From the time he first crossed the sea, he wore no scarlet raiment, but clothed himself in sober garments. And as such were of less value to give to the poor than those which he had formerly worn, he added sixty pounds a year to his almsgiving; for he did not wish the poor to suffer because of his humble dress. Geoffrey gives the long tale of his charities to the poor and to the mendicant Orders. On the Sabbaths it was the king’s secret custom to wash the feet of three beggars, dry them, and kiss them humbly. He commanded in his will that no stately monument should be erected over his grave. He treated his confessors with great respect, and, while confessing, if perchance a window was to be closed or opened, he quickly rose and shut or opened it, and would not hear of his confessor doing it. In Advent season and Lent he abstained from marital intercourse. Some years before his death, if he had had his will, he would have resigned his kingdom to his son, and entered the Order of the Franciscans or Dominicans. He brought up his children most religiously, and wished some of them to take the vows.[684]

He confessed every Friday and also between times, if something occurred to him; and if he thought of anything in the night, he would send for his confessor and confess before matins.[685] After confession he always took his discipline from his confessor, whom he furnished with a scourge of five little braided iron chains, attached to an ivory handle. This he would afterwards put back into a little case, which he carried hanging to his belt, but out of sight. Such little cases he sometimes presented to his children or friends in secret, that they might have a convenient instrument of discipline. He wore haircloth next his flesh in the holy seasons, a habit distressing to his tender skin, until his confessor persuaded him to abandon this form of penance as ill comporting with his station. He replaced it by increasing his charities. His fasts were regular and frequent, till he lessened them upon prudent advice; for he was not strong. He would have liked to hear all the canonical hours chanted; and twice a day he heard Mass, and daily the Office for the Dead. Sometimes, soon after midnight, he would rise to hear matins, and then would take a quiet time for prayer by his bed. Likewise he loved to hear sermons. On returning over the sea, when the ships suffered a long delay, he had preaching three times a week, with the sermon specially adapted to the sailors, a class of men who rarely hear the Word of God. He prevailed on many of them to confess, and declared himself ready at any time to put his hand to a rope, if necessary, so that a sailor while confessing might not be called away by any exigency of the sea.

(DATA UNDER STUDY)

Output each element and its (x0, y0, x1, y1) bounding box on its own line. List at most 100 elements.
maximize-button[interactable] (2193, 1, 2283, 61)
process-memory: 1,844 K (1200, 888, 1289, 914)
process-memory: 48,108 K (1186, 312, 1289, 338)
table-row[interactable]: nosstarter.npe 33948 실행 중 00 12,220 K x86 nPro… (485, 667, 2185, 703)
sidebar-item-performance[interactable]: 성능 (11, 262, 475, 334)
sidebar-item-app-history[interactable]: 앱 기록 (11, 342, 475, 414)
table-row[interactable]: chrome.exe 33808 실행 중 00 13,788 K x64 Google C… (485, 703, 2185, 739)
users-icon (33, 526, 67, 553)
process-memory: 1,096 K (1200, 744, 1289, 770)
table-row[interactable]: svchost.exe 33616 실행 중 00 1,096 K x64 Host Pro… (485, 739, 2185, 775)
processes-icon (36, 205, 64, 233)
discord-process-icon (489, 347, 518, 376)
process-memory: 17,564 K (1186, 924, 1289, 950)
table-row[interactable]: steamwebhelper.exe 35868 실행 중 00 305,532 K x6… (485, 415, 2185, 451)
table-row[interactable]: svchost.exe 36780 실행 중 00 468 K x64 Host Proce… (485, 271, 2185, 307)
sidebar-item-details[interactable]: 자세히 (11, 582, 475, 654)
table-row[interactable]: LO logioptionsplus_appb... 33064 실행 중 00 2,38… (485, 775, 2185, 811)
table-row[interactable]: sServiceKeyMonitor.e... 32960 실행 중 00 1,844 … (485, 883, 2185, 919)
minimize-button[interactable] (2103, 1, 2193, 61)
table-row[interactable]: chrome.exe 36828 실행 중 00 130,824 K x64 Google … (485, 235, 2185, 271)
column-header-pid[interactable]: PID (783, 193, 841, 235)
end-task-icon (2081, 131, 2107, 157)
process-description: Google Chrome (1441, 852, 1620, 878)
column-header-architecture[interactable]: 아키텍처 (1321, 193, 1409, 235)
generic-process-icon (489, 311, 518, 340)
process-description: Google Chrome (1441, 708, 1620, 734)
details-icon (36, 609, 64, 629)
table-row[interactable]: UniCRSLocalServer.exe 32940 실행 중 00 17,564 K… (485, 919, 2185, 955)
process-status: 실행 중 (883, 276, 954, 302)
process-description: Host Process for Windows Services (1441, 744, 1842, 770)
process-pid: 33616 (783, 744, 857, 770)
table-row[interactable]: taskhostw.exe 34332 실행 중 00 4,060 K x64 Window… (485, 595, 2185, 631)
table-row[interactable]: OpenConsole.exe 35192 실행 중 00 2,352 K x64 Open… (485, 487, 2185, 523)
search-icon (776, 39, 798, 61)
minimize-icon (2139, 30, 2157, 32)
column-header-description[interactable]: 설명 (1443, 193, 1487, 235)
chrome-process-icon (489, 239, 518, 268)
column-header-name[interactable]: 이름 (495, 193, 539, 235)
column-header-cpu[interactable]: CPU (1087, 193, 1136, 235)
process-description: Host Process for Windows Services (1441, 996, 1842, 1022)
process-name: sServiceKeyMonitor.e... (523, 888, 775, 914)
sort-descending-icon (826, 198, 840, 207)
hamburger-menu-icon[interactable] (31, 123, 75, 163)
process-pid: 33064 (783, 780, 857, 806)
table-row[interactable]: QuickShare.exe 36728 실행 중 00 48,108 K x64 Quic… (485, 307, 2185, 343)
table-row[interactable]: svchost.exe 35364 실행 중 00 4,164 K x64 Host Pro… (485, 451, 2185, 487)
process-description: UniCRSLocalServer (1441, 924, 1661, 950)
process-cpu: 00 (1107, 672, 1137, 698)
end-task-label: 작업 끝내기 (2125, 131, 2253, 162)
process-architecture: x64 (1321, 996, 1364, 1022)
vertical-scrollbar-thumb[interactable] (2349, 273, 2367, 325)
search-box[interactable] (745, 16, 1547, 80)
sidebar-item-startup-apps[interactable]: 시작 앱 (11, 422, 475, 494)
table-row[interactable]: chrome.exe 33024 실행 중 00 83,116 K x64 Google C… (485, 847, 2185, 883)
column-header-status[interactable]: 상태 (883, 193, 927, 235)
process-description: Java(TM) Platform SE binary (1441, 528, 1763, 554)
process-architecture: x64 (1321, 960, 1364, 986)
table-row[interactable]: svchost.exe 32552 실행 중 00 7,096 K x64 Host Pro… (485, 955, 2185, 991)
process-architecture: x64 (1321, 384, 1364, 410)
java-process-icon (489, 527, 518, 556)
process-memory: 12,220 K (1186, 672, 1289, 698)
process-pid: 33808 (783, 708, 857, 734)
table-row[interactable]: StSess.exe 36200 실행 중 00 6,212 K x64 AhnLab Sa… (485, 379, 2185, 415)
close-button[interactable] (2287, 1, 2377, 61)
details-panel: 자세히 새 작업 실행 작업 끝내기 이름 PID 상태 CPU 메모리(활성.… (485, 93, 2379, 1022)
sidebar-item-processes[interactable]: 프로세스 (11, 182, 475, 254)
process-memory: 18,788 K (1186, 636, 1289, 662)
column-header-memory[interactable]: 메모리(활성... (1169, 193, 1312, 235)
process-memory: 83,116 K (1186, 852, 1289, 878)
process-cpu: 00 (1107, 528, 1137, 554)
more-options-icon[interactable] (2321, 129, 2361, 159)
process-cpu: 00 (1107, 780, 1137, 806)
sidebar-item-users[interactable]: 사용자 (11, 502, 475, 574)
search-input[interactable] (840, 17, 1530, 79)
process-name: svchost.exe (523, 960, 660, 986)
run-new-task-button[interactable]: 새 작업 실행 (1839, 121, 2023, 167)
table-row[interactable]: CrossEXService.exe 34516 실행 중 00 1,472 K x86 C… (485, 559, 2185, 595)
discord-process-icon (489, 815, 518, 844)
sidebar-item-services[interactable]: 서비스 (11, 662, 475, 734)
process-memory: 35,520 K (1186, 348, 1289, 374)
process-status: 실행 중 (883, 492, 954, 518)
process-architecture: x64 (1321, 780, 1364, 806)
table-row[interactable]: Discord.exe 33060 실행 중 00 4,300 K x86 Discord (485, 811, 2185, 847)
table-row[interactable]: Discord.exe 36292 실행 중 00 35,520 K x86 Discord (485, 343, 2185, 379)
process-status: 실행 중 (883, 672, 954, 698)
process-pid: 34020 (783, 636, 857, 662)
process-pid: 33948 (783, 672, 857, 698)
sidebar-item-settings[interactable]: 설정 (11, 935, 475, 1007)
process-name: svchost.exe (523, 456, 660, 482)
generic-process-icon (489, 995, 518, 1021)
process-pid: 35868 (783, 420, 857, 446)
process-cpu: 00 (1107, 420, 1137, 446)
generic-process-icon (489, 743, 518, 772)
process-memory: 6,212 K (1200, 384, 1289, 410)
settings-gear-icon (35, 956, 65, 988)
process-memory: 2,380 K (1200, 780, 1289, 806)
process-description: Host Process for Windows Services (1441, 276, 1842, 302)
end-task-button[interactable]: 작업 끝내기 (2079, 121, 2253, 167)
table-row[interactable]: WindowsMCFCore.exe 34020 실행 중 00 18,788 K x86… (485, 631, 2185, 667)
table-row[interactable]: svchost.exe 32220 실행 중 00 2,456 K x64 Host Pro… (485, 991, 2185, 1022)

(PROMPT 1)
Answer these from the passage about the king's devotions:
(a) How much did he add to his almsgiving each year?
(b) On what day of the week did he regularly confess?
(c) How often did he have preaching when the ships were delayed on his return over the sea?
(PROMPT 2)
Carry on the passage about the king's devotions from where it stops.
The entries are not needed for what follows.

(ANSWER AREA 1)
(a) Sixty pounds a year.
(b) Every Friday.
(c) Three times a week.

(ANSWER AREA 2)
While beyond the sea, this good king, hearing that a Saracen Sultan had collected the books of their philosophy at his own expense for his subjects’ use, determined not to be outdone whenever he should return to Paris, a purpose which he amply carried out, diligently and generously supplying money for copying and renewing the writings of the Doctors. At enormous expense he obtained the Saviour’s crown of thorns and a good part of the true cross, from the emperor at Constantinople, with many other precious relics; all of which the king barefooted helped to carry in holy procession when they were received by the clergy of Paris.

The king was very careful in the distribution of ecclesiastical patronage, always seeing to it that the candidate was not already enjoying another benefice. His heart exulted when it came to him to bestow a benefice upon some especially holy man. He was most zealous in the suppression of swearing and blasphemy, and with the advice of the papal legate then in France issued an edict, providing that the lips of those guilty of this sin should be seared with hot irons; and when certain ones murmured, he declared that he would willingly suffer his own lips to be branded if that would purge his realm of this vice.